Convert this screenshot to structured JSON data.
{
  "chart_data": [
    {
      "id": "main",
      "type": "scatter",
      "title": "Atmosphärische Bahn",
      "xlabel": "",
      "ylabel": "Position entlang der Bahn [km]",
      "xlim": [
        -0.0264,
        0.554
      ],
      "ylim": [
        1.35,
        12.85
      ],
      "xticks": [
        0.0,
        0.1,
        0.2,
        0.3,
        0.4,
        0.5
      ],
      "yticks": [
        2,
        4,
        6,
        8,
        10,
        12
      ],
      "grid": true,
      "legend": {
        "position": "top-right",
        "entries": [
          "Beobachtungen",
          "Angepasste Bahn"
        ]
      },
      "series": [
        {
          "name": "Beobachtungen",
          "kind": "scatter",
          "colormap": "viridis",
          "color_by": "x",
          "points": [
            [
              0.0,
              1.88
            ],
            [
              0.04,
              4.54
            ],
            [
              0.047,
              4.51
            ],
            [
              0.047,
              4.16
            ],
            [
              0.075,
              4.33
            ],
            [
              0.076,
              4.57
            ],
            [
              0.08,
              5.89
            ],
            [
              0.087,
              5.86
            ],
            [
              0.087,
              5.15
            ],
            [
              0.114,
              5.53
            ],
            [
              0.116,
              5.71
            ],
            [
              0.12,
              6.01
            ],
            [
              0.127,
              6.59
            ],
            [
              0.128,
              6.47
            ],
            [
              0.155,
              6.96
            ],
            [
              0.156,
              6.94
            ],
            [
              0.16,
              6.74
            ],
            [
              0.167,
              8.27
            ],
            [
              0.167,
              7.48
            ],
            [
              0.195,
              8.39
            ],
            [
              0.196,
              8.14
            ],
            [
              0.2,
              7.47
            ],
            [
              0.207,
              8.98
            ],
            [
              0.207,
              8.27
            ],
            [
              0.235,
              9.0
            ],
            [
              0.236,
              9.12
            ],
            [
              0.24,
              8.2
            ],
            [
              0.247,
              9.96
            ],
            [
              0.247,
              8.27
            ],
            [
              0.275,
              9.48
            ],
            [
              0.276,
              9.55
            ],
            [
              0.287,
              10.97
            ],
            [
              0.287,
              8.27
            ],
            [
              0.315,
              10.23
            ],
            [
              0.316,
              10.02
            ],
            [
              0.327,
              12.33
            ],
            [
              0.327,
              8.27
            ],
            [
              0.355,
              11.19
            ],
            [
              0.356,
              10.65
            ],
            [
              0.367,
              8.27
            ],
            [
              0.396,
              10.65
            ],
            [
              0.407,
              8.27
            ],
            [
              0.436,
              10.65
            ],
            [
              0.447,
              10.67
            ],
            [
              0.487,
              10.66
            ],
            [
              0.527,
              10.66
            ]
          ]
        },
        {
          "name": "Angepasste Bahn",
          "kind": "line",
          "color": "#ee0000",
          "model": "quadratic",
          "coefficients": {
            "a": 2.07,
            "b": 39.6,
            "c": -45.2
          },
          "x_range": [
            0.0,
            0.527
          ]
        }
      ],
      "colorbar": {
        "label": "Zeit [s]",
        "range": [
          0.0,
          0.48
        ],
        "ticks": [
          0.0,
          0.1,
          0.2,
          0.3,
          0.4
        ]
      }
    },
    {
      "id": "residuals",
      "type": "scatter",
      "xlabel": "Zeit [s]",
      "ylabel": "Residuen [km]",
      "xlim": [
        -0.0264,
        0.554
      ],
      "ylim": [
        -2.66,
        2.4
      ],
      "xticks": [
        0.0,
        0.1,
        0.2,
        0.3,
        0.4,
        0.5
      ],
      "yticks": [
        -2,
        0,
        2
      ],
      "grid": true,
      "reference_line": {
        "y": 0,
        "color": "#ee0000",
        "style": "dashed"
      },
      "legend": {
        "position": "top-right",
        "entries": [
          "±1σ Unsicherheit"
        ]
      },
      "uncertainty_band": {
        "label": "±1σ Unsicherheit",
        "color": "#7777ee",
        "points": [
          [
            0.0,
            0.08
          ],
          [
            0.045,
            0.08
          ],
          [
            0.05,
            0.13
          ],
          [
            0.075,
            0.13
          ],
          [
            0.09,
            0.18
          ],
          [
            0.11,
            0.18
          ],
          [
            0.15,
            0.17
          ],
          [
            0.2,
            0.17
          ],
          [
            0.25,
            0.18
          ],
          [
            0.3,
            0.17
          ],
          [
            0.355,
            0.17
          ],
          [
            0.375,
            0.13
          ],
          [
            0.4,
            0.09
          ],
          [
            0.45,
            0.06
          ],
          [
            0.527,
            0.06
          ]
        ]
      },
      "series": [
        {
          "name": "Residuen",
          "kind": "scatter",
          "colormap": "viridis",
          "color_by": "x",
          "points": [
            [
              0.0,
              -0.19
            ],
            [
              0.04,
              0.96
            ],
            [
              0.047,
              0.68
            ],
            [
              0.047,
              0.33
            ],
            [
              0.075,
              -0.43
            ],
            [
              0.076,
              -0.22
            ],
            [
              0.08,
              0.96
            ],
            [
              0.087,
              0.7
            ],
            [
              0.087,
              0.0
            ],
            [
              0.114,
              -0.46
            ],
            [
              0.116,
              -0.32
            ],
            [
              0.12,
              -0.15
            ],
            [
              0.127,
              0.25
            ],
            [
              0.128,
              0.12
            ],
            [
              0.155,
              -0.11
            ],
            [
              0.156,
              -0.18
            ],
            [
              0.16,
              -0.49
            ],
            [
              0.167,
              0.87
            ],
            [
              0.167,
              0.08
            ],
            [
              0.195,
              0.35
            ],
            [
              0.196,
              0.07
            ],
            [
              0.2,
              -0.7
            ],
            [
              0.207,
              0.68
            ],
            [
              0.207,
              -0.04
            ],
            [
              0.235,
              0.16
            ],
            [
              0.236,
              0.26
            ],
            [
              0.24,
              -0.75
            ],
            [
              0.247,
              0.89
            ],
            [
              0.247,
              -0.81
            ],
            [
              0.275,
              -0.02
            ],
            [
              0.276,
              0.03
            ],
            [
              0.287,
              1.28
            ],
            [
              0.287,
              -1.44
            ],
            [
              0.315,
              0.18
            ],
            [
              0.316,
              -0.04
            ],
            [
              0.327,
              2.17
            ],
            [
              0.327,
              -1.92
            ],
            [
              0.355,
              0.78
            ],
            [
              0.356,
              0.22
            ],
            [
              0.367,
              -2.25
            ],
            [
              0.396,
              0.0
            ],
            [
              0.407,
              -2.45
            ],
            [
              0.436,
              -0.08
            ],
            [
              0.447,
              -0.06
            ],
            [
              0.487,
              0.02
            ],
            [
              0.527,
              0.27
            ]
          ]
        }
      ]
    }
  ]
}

_ _ _ _

* What to work on: Restate all of the entries exactly, please.

* Expected answer:
Convert this screenshot to structured JSON data.
{
  "chart_data": [
    {
      "id": "main",
      "type": "scatter",
      "title": "Atmosphärische Bahn",
      "xlabel": "",
      "ylabel": "Position entlang der Bahn [km]",
      "xlim": [
        -0.0264,
        0.554
      ],
      "ylim": [
        1.35,
        12.85
      ],
      "xticks": [
        0.0,
        0.1,
        0.2,
        0.3,
        0.4,
        0.5
      ],
      "yticks": [
        2,
        4,
        6,
        8,
        10,
        12
      ],
      "grid": true,
      "legend": {
        "position": "top-right",
        "entries": [
          "Beobachtungen",
          "Angepasste Bahn"
        ]
      },
      "series": [
        {
          "name": "Beobachtungen",
          "kind": "scatter",
          "colormap": "viridis",
          "color_by": "x",
          "points": [
            [
              0.0,
              1.88
            ],
            [
              0.04,
              4.54
            ],
            [
              0.047,
              4.51
            ],
            [
              0.047,
              4.16
            ],
            [
              0.075,
              4.33
            ],
            [
              0.076,
              4.57
            ],
            [
              0.08,
              5.89
            ],
            [
              0.087,
              5.86
            ],
            [
              0.087,
              5.15
            ],
            [
              0.114,
              5.53
            ],
            [
              0.116,
              5.71
            ],
            [
              0.12,
              6.01
            ],
            [
              0.127,
              6.59
            ],
            [
              0.128,
              6.47
            ],
            [
              0.155,
              6.96
            ],
            [
              0.156,
              6.94
            ],
            [
              0.16,
              6.74
            ],
            [
              0.167,
              8.27
            ],
            [
              0.167,
              7.48
            ],
            [
              0.195,
              8.39
            ],
            [
              0.196,
              8.14
            ],
            [
              0.2,
              7.47
            ],
            [
              0.207,
              8.98
            ],
            [
              0.207,
              8.27
            ],
            [
              0.235,
              9.0
            ],
            [
              0.236,
              9.12
            ],
            [
              0.24,
              8.2
            ],
            [
              0.247,
              9.96
            ],
            [
              0.247,
              8.27
            ],
            [
              0.275,
              9.48
            ],
            [
              0.276,
              9.55
            ],
            [
              0.287,
              10.97
            ],
            [
              0.287,
              8.27
            ],
            [
              0.315,
              10.23
            ],
            [
              0.316,
              10.02
            ],
            [
              0.327,
              12.33
            ],
            [
              0.327,
              8.27
            ],
            [
              0.355,
              11.19
            ],
            [
              0.356,
              10.65
            ],
            [
              0.367,
              8.27
            ],
            [
              0.396,
              10.65
            ],
            [
              0.407,
              8.27
            ],
            [
              0.436,
              10.65
            ],
            [
              0.447,
              10.67
            ],
            [
              0.487,
              10.66
            ],
            [
              0.527,
              10.66
            ]
          ]
        },
        {
          "name": "Angepasste Bahn",
          "kind": "line",
          "color": "#ee0000",
          "model": "quadratic",
          "coefficients": {
            "a": 2.07,
            "b": 39.6,
            "c": -45.2
          },
          "x_range": [
            0.0,
            0.527
          ]
        }
      ],
      "colorbar": {
        "label": "Zeit [s]",
        "range": [
          0.0,
          0.48
        ],
        "ticks": [
          0.0,
          0.1,
          0.2,
          0.3,
          0.4
        ]
      }
    },
    {
      "id": "residuals",
      "type": "scatter",
      "xlabel": "Zeit [s]",
      "ylabel": "Residuen [km]",
      "xlim": [
        -0.0264,
        0.554
      ],
      "ylim": [
        -2.66,
        2.4
      ],
      "xticks": [
        0.0,
        0.1,
        0.2,
        0.3,
        0.4,
        0.5
      ],
      "yticks": [
        -2,
        0,
        2
      ],
      "grid": true,
      "reference_line": {
        "y": 0,
        "color": "#ee0000",
        "style": "dashed"
      },
      "legend": {
        "position": "top-right",
        "entries": [
          "±1σ Unsicherheit"
        ]
      },
      "uncertainty_band": {
        "label": "±1σ Unsicherheit",
        "color": "#7777ee",
        "points": [
          [
            0.0,
            0.08
          ],
          [
            0.045,
            0.08
          ],
          [
            0.05,
            0.13
          ],
          [
            0.075,
            0.13
          ],
          [
            0.09,
            0.18
          ],
          [
            0.11,
            0.18
          ],
          [
            0.15,
            0.17
          ],
          [
            0.2,
            0.17
          ],
          [
            0.25,
            0.18
          ],
          [
            0.3,
            0.17
          ],
          [
            0.355,
            0.17
          ],
          [
            0.375,
            0.13
          ],
          [
            0.4,
            0.09
          ],
          [
            0.45,
            0.06
          ],
          [
            0.527,
            0.06
          ]
        ]
      },
      "series": [
        {
          "name": "Residuen",
          "kind": "scatter",
          "colormap": "viridis",
          "color_by": "x",
          "points": [
            [
              0.0,
              -0.19
            ],
            [
              0.04,
              0.96
            ],
            [
              0.047,
              0.68
            ],
            [
              0.047,
              0.33
            ],
            [
              0.075,
              -0.43
            ],
            [
              0.076,
              -0.22
            ],
            [
              0.08,
              0.96
            ],
            [
              0.087,
              0.7
            ],
            [
              0.087,
              0.0
            ],
            [
              0.114,
              -0.46
            ],
            [
              0.116,
              -0.32
            ],
            [
              0.12,
              -0.15
            ],
            [
              0.127,
              0.25
            ],
            [
              0.128,
              0.12
            ],
            [
              0.155,
              -0.11
            ],
            [
              0.156,
              -0.18
            ],
            [
              0.16,
              -0.49
            ],
            [
              0.167,
              0.87
            ],
            [
              0.167,
              0.08
            ],
            [
              0.195,
              0.35
            ],
            [
              0.196,
              0.07
            ],
            [
              0.2,
              -0.7
            ],
            [
              0.207,
              0.68
            ],
            [
              0.207,
              -0.04
            ],
            [
              0.235,
              0.16
            ],
            [
              0.236,
              0.26
            ],
            [
              0.24,
              -0.75
            ],
            [
              0.247,
              0.89
            ],
            [
              0.247,
              -0.81
            ],
            [
              0.275,
              -0.02
            ],
            [
              0.276,
              0.03
            ],
            [
              0.287,
              1.28
            ],
            [
              0.287,
              -1.44
            ],
            [
              0.315,
              0.18
            ],
            [
              0.316,
              -0.04
            ],
            [
              0.327,
              2.17
            ],
            [
              0.327,
              -1.92
            ],
            [
              0.355,
              0.78
            ],
            [
              0.356,
              0.22
            ],
            [
              0.367,
              -2.25
            ],
            [
              0.396,
              0.0
            ],
            [
              0.407,
              -2.45
            ],
            [
              0.436,
              -0.08
            ],
            [
              0.447,
              -0.06
            ],
            [
              0.487,
              0.02
            ],
            [
              0.527,
              0.27
            ]
          ]
        }
      ]
    }
  ]
}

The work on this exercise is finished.